Dataset excerpts
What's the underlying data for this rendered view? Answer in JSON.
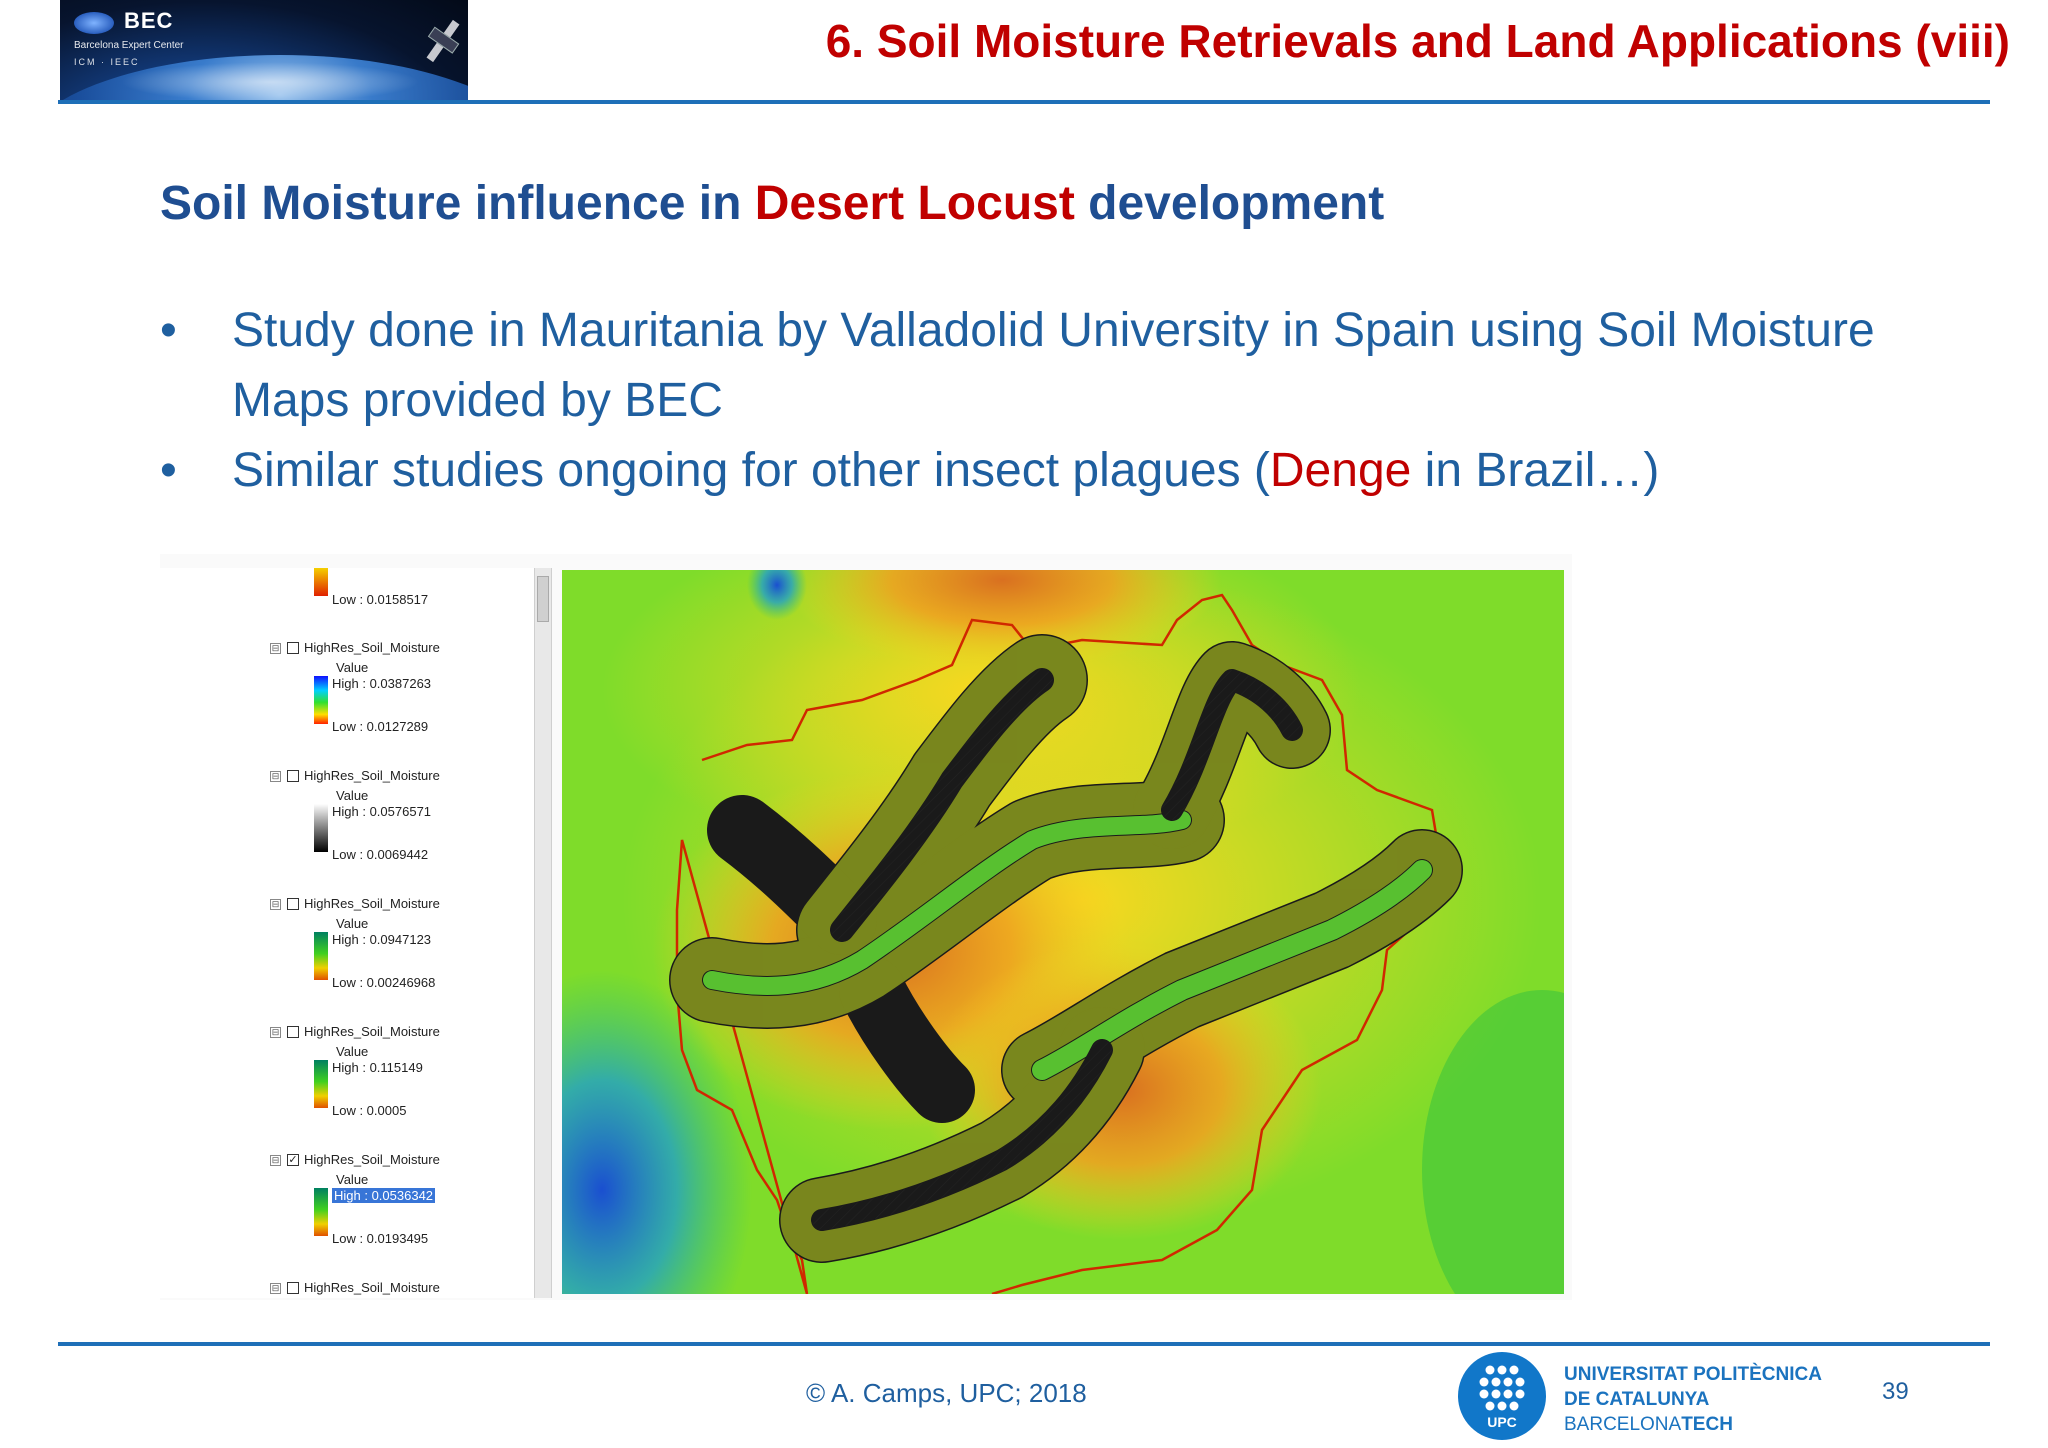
{
  "header": {
    "logo_title": "BEC",
    "logo_subtitle": "Barcelona Expert Center",
    "logo_partners": "ICM · IEEC",
    "title": "6. Soil Moisture Retrievals and Land Applications (viii)"
  },
  "subtitle": {
    "part1": "Soil Moisture influence in ",
    "highlight": "Desert Locust",
    "part2": " development"
  },
  "bullets": [
    {
      "marker": "•",
      "text": "Study done in Mauritania by Valladolid University in Spain using Soil Moisture Maps provided by BEC"
    },
    {
      "marker": "•",
      "text_before": "Similar studies ongoing for other insect plagues (",
      "highlight": "Denge",
      "text_after": " in Brazil…)"
    }
  ],
  "legend": {
    "top_low": "Low : 0.0158517",
    "layers": [
      {
        "name": "HighRes_Soil_Moisture",
        "value_label": "Value",
        "high": "High : 0.0387263",
        "low": "Low : 0.0127289",
        "checked": false,
        "expander": "⊟",
        "ramp": "rainbow"
      },
      {
        "name": "HighRes_Soil_Moisture",
        "value_label": "Value",
        "high": "High : 0.0576571",
        "low": "Low : 0.0069442",
        "checked": false,
        "expander": "⊟",
        "ramp": "gray"
      },
      {
        "name": "HighRes_Soil_Moisture",
        "value_label": "Value",
        "high": "High : 0.0947123",
        "low": "Low : 0.00246968",
        "checked": false,
        "expander": "⊟",
        "ramp": "green-orange"
      },
      {
        "name": "HighRes_Soil_Moisture",
        "value_label": "Value",
        "high": "High : 0.115149",
        "low": "Low : 0.0005",
        "checked": false,
        "expander": "⊟",
        "ramp": "green-orange"
      },
      {
        "name": "HighRes_Soil_Moisture",
        "value_label": "Value",
        "high": "High : 0.0536342",
        "low": "Low : 0.0193495",
        "checked": true,
        "expander": "⊟",
        "ramp": "green-orange",
        "selected": true
      },
      {
        "name": "HighRes_Soil_Moisture",
        "checked": false,
        "expander": "⊟"
      }
    ]
  },
  "footer": {
    "copyright": "© A. Camps, UPC; 2018",
    "upc_mark": "UPC",
    "upc_line1": "UNIVERSITAT POLITÈCNICA",
    "upc_line2": "DE CATALUNYA",
    "upc_line3a": "BARCELONA",
    "upc_line3b": "TECH",
    "page_number": "39"
  },
  "colors": {
    "title_red": "#c00000",
    "subtitle_blue": "#1f4e91",
    "bullet_blue": "#1f5f9f",
    "rule_blue": "#1e6fb8",
    "upc_blue": "#1177c9"
  }
}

Exercise
Copy every line of the records above that holds the word "ramp".

Complete output
        "ramp": "rainbow"
        "ramp": "gray"
        "ramp": "green-orange"
        "ramp": "green-orange"
        "ramp": "green-orange",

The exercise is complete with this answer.